■ **STATED EXERCISE**: Exact repetition of every entry is required.

■ **RECORD EXCERPTS**:
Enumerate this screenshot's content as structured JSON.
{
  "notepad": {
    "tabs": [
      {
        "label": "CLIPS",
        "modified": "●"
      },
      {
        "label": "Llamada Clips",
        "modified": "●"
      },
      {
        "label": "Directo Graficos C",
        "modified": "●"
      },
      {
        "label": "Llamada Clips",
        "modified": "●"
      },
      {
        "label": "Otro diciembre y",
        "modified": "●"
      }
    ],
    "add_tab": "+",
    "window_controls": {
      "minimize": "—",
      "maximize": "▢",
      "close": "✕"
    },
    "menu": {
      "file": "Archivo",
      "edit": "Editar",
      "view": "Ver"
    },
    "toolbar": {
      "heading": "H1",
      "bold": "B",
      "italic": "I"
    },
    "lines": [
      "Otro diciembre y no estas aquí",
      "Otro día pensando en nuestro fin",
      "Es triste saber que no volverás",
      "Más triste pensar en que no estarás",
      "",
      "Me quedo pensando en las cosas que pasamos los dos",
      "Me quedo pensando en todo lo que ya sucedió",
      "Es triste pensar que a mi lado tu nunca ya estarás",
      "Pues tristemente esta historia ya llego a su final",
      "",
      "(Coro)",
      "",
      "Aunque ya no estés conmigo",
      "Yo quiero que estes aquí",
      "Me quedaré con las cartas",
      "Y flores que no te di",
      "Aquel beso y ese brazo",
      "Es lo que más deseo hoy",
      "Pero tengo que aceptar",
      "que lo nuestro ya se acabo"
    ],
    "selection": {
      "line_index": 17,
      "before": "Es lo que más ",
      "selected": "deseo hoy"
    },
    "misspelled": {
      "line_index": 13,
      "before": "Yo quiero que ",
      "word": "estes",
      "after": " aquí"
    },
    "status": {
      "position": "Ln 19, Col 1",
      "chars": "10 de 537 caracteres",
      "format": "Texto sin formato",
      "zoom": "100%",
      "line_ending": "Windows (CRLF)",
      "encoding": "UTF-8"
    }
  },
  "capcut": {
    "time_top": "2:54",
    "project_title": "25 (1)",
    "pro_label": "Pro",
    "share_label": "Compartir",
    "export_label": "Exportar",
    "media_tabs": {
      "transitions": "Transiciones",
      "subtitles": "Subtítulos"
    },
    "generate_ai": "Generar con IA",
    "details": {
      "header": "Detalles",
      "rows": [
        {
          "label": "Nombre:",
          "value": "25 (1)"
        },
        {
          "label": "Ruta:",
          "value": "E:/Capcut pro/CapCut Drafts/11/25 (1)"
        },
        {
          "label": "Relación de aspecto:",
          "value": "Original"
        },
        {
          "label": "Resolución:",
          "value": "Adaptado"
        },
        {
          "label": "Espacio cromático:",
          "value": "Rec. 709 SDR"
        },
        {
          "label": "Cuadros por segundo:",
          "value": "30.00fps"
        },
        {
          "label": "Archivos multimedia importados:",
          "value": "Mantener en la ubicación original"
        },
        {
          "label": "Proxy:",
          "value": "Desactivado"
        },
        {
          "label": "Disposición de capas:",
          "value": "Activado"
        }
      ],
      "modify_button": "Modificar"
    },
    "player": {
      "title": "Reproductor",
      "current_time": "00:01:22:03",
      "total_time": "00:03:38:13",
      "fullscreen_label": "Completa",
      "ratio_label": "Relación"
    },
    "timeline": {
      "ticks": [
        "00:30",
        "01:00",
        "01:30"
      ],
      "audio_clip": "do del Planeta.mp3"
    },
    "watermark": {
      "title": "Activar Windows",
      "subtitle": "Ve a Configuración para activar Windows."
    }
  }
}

■ **TASK SOLUTION**:
Enumerate this screenshot's content as structured JSON.
{
  "notepad": {
    "tabs": [
      {
        "label": "CLIPS",
        "modified": "●"
      },
      {
        "label": "Llamada Clips",
        "modified": "●"
      },
      {
        "label": "Directo Graficos C",
        "modified": "●"
      },
      {
        "label": "Llamada Clips",
        "modified": "●"
      },
      {
        "label": "Otro diciembre y",
        "modified": "●"
      }
    ],
    "add_tab": "+",
    "window_controls": {
      "minimize": "—",
      "maximize": "▢",
      "close": "✕"
    },
    "menu": {
      "file": "Archivo",
      "edit": "Editar",
      "view": "Ver"
    },
    "toolbar": {
      "heading": "H1",
      "bold": "B",
      "italic": "I"
    },
    "lines": [
      "Otro diciembre y no estas aquí",
      "Otro día pensando en nuestro fin",
      "Es triste saber que no volverás",
      "Más triste pensar en que no estarás",
      "",
      "Me quedo pensando en las cosas que pasamos los dos",
      "Me quedo pensando en todo lo que ya sucedió",
      "Es triste pensar que a mi lado tu nunca ya estarás",
      "Pues tristemente esta historia ya llego a su final",
      "",
      "(Coro)",
      "",
      "Aunque ya no estés conmigo",
      "Yo quiero que estes aquí",
      "Me quedaré con las cartas",
      "Y flores que no te di",
      "Aquel beso y ese brazo",
      "Es lo que más deseo hoy",
      "Pero tengo que aceptar",
      "que lo nuestro ya se acabo"
    ],
    "selection": {
      "line_index": 17,
      "before": "Es lo que más ",
      "selected": "deseo hoy"
    },
    "misspelled": {
      "line_index": 13,
      "before": "Yo quiero que ",
      "word": "estes",
      "after": " aquí"
    },
    "status": {
      "position": "Ln 19, Col 1",
      "chars": "10 de 537 caracteres",
      "format": "Texto sin formato",
      "zoom": "100%",
      "line_ending": "Windows (CRLF)",
      "encoding": "UTF-8"
    }
  },
  "capcut": {
    "time_top": "2:54",
    "project_title": "25 (1)",
    "pro_label": "Pro",
    "share_label": "Compartir",
    "export_label": "Exportar",
    "media_tabs": {
      "transitions": "Transiciones",
      "subtitles": "Subtítulos"
    },
    "generate_ai": "Generar con IA",
    "details": {
      "header": "Detalles",
      "rows": [
        {
          "label": "Nombre:",
          "value": "25 (1)"
        },
        {
          "label": "Ruta:",
          "value": "E:/Capcut pro/CapCut Drafts/11/25 (1)"
        },
        {
          "label": "Relación de aspecto:",
          "value": "Original"
        },
        {
          "label": "Resolución:",
          "value": "Adaptado"
        },
        {
          "label": "Espacio cromático:",
          "value": "Rec. 709 SDR"
        },
        {
          "label": "Cuadros por segundo:",
          "value": "30.00fps"
        },
        {
          "label": "Archivos multimedia importados:",
          "value": "Mantener en la ubicación original"
        },
        {
          "label": "Proxy:",
          "value": "Desactivado"
        },
        {
          "label": "Disposición de capas:",
          "value": "Activado"
        }
      ],
      "modify_button": "Modificar"
    },
    "player": {
      "title": "Reproductor",
      "current_time": "00:01:22:03",
      "total_time": "00:03:38:13",
      "fullscreen_label": "Completa",
      "ratio_label": "Relación"
    },
    "timeline": {
      "ticks": [
        "00:30",
        "01:00",
        "01:30"
      ],
      "audio_clip": "do del Planeta.mp3"
    },
    "watermark": {
      "title": "Activar Windows",
      "subtitle": "Ve a Configuración para activar Windows."
    }
  }
}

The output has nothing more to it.